| Aim of the exercise |
From the forum thread on redirecting a Cisco switch to a captive portal, reproduce word for word the part that opens with the words containing "my intention is" and closes with "these switches only).".

| Supplied text |
ExtremeCloud IQ- Site Engine & Extreme Management Center

 View Only

 Web Redirect to captive portal for Cisco switch with Per-User-ACL (dACL)

Antonio Opromolla's profile image
Antonio Opromolla posted 05-13-2022 11:26
Hi, I'm adding a Cisco catalyst swicth 2960G with IOS version 15.0(2)SE11 to my lab environment with a x450-G2 and XIQ-SIte engine (complete of ExtremeControl engine).
I've defined the new switch in the NAC engine with the follow radius attributes:
 WS-C2960G-24TC-L   15.0(2)SE11And my Policy mapping for the role were user assume for the web authentication redirection is:
Policy Mapping
If I try to use the redirect method that use Policy Based Routing as I do for X450-G2, I've got and error that Cisco don't support CoS defined as I do in the redirect rule for EXOS:
Redirect with PBR
Another problem is that I need to define also ACL on the Redirect ACL on the Cisco switch because if I don't do the authentication fail.
ACL on switch
When the device is authenticated, is not redirected to the Extreme NAC captive portal (my ip in the lab is 192.168.30.35)
Per-User-ACL redirect
How can i do Web Redirect using Per-User-ACL method?

Thanks

Ryan Yacobucci's profile image
Ryan Yacobucci

Hello,

I have a few questions based on your screenshots.
If you check the "Authorization" column in control what was actually sent for authorization? Did Control actually send the per-user ACL lines or did it send the custom2 and customer3 AVPs which is typically what we seen when using cisco.

These custom2 and custom3 attributes use a web based redirect and not a PBR. You should only need one or the other, so if you're using the redirect ACL with URL redirect you don't need PBR to redirect as well. You won't need to redirect packets that have already been redirected to NAC URL.

If you take a packet capture on a client in this state do you see the clients web packets get a 307 Temporary Redirect with the URL you configured? 

Yes we have per-user-ACL capabilities with Cisco where we can send the ACL lines through RADIUS attributes, but you appear to not be using that by using the cisco-avipair=redirecturl attribute.

Thanks
-Ryan


Antonio Opromolla's profile image
Antonio Opromolla

Hi Ryan,

 

my intention is to use only Per-user-ACL with Cisco in my configuration, so if Custom2 and Custom3 attributes are not necessary with this method, I remove these from my configuration, but in this case I don’t know how to redirect my guest user to the NAC porta using only the Policy Roles and  services associated to my Redirect Role Profile (I’m using PBR only for the Extreme’s switches and I use the CoS in the http rule in the Policy Domain associated to these switches only).

 

Do you have and example on how use dACL with web redirect?

 

Thanks,
Antonio

| Extracted records |
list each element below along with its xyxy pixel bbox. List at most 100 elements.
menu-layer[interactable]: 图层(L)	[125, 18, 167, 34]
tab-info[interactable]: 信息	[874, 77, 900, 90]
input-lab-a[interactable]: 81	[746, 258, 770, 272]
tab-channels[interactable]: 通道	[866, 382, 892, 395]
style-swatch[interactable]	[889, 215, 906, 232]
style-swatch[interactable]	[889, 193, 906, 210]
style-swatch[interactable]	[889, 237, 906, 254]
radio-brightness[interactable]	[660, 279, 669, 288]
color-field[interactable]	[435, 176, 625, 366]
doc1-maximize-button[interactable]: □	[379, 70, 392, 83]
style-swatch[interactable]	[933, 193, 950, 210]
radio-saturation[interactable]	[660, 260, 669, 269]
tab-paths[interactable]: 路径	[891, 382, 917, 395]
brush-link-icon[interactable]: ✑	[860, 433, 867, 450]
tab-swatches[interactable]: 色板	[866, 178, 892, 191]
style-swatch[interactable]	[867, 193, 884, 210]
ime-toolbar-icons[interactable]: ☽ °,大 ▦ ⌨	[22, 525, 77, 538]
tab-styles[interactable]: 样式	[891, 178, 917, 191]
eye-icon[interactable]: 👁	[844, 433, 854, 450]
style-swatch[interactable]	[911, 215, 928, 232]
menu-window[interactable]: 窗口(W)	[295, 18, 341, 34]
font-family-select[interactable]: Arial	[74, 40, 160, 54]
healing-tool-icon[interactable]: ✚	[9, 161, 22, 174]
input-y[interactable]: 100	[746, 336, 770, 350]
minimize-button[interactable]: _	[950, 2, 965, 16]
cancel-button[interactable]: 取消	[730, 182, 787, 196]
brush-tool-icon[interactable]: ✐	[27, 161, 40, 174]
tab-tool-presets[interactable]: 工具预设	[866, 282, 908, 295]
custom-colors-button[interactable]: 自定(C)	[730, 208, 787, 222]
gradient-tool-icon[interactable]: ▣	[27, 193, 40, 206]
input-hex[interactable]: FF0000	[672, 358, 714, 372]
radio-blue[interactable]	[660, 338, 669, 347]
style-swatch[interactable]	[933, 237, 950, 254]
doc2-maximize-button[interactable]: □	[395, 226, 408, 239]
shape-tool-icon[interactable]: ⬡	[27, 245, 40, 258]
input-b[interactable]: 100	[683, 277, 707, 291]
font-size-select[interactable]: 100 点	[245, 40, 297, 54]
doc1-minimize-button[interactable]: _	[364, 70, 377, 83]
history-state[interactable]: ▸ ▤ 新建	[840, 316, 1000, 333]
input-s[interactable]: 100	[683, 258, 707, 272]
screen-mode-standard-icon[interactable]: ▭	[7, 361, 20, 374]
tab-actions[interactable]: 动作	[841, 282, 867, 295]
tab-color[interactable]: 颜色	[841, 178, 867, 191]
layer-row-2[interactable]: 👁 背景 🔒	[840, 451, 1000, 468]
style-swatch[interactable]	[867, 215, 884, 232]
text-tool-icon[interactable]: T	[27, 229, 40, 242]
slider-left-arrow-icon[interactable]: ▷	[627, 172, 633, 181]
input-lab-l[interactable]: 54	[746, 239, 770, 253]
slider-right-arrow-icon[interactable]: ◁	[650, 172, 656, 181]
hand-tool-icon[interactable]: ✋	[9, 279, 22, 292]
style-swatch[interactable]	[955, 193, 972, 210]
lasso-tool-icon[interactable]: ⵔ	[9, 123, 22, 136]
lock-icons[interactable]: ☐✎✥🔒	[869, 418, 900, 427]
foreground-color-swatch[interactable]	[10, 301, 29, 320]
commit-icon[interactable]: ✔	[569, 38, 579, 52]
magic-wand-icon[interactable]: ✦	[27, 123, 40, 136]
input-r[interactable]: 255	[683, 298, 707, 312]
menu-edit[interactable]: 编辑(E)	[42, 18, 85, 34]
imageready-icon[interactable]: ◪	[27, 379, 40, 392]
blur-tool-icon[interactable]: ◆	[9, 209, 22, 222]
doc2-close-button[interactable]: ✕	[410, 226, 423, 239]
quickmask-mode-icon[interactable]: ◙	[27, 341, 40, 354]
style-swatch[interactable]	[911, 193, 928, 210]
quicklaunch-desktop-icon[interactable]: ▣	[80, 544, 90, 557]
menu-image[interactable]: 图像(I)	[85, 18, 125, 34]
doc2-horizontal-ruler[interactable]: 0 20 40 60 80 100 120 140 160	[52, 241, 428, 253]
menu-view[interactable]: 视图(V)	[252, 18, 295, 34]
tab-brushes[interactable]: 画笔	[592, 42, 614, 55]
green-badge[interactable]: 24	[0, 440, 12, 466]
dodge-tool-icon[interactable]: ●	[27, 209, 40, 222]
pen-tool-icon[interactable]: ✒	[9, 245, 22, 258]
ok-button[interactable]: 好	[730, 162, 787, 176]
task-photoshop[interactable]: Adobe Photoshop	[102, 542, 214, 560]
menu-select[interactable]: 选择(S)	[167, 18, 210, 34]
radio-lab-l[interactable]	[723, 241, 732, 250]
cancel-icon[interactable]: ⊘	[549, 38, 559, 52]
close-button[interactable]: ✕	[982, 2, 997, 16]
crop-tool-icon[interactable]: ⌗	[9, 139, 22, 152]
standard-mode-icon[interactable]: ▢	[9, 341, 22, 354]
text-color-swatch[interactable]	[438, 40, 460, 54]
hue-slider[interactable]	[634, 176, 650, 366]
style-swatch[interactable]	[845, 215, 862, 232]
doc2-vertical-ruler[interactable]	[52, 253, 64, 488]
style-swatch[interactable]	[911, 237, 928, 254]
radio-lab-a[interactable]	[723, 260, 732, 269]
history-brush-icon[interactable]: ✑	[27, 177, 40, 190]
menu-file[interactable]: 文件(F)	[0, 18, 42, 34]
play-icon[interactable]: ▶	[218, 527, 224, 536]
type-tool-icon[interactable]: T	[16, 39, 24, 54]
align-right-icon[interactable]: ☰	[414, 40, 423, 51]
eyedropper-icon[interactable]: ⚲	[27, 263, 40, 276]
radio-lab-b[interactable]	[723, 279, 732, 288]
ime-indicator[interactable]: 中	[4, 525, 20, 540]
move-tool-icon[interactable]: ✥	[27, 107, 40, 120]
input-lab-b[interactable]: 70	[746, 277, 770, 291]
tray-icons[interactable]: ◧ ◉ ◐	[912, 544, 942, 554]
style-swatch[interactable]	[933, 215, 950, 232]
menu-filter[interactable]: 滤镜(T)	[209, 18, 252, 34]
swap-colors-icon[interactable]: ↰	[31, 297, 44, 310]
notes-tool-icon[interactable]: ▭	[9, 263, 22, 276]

| Solution for this problem |
my intention is to use only Per-user-ACL with Cisco in my configuration, so if Custom2 and Custom3 attributes are not necessary with this method, I remove these from my configuration, but in this case I don’t know how to redirect my guest user to the NAC porta using only the Policy Roles and  services associated to my Redirect Role Profile (I’m using PBR only for the Extreme’s switches and I use the CoS in the http rule in the Policy Domain associated to these switches only).